Dataset excerpts:
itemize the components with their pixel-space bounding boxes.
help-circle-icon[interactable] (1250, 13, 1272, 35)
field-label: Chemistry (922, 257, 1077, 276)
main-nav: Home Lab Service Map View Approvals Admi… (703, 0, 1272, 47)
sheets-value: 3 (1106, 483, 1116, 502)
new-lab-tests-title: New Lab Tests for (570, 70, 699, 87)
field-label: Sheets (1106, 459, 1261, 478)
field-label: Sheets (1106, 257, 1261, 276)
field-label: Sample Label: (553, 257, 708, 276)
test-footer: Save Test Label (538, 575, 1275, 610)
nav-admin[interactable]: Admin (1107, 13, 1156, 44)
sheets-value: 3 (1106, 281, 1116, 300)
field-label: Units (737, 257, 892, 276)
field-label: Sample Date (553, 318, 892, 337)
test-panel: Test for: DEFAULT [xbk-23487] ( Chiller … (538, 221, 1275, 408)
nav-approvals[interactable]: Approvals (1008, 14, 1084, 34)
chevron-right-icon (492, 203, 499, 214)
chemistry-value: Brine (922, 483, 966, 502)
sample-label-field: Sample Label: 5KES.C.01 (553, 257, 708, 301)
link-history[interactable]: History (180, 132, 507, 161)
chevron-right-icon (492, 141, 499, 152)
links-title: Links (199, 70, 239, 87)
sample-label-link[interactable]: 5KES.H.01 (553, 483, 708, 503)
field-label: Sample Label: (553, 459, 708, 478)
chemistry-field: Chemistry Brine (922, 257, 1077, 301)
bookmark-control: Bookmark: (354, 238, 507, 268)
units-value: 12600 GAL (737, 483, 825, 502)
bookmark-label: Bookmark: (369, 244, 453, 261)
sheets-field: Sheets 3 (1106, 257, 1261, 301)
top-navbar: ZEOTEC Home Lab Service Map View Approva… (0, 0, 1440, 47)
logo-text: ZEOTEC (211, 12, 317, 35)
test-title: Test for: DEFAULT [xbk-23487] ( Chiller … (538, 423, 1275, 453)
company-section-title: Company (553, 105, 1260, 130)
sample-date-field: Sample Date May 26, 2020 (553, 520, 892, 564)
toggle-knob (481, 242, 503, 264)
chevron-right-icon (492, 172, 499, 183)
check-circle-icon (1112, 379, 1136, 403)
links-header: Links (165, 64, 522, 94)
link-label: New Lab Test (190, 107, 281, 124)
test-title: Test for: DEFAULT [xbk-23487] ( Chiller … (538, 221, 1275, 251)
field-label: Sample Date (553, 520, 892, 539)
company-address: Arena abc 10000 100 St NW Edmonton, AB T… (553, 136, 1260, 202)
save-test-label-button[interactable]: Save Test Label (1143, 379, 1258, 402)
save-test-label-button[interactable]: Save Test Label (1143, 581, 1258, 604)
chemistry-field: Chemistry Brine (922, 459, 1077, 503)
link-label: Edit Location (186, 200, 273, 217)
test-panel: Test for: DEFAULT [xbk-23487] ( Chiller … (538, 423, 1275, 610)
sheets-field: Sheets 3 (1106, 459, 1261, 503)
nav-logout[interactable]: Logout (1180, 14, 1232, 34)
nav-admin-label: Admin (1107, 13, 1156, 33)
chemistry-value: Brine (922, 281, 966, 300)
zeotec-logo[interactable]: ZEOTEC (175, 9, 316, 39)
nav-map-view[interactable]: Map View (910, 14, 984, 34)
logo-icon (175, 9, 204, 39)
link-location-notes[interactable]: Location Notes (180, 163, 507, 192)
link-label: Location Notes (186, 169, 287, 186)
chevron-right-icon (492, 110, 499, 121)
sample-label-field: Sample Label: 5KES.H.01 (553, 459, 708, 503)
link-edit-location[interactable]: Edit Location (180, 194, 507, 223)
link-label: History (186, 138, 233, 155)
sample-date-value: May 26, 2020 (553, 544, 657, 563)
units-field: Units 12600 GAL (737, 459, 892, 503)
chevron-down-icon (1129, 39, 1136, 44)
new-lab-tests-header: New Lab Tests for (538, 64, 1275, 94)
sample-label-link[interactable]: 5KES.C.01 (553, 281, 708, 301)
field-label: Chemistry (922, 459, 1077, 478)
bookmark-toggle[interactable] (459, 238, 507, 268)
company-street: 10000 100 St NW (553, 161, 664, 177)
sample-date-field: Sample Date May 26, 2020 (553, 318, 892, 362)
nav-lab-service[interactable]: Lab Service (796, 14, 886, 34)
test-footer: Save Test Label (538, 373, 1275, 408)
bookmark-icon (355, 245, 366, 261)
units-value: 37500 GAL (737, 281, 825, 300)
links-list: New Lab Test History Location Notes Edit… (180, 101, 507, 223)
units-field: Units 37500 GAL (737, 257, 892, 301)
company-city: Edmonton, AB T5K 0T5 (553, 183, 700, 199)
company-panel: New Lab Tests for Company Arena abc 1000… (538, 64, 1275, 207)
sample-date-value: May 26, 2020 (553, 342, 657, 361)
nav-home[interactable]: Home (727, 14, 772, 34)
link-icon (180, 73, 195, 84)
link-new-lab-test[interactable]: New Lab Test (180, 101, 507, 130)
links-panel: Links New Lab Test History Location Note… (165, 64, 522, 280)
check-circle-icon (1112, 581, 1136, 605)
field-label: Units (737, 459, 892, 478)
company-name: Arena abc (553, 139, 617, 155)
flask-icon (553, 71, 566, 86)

Exercise goal:
List each line in the items above that contains the string "value".

Result of this exercise:
sheets-value: 3 (1106, 483, 1116, 502)
sheets-value: 3 (1106, 281, 1116, 300)
chemistry-value: Brine (922, 483, 966, 502)
units-value: 12600 GAL (737, 483, 825, 502)
chemistry-value: Brine (922, 281, 966, 300)
sample-date-value: May 26, 2020 (553, 544, 657, 563)
units-value: 37500 GAL (737, 281, 825, 300)
sample-date-value: May 26, 2020 (553, 342, 657, 361)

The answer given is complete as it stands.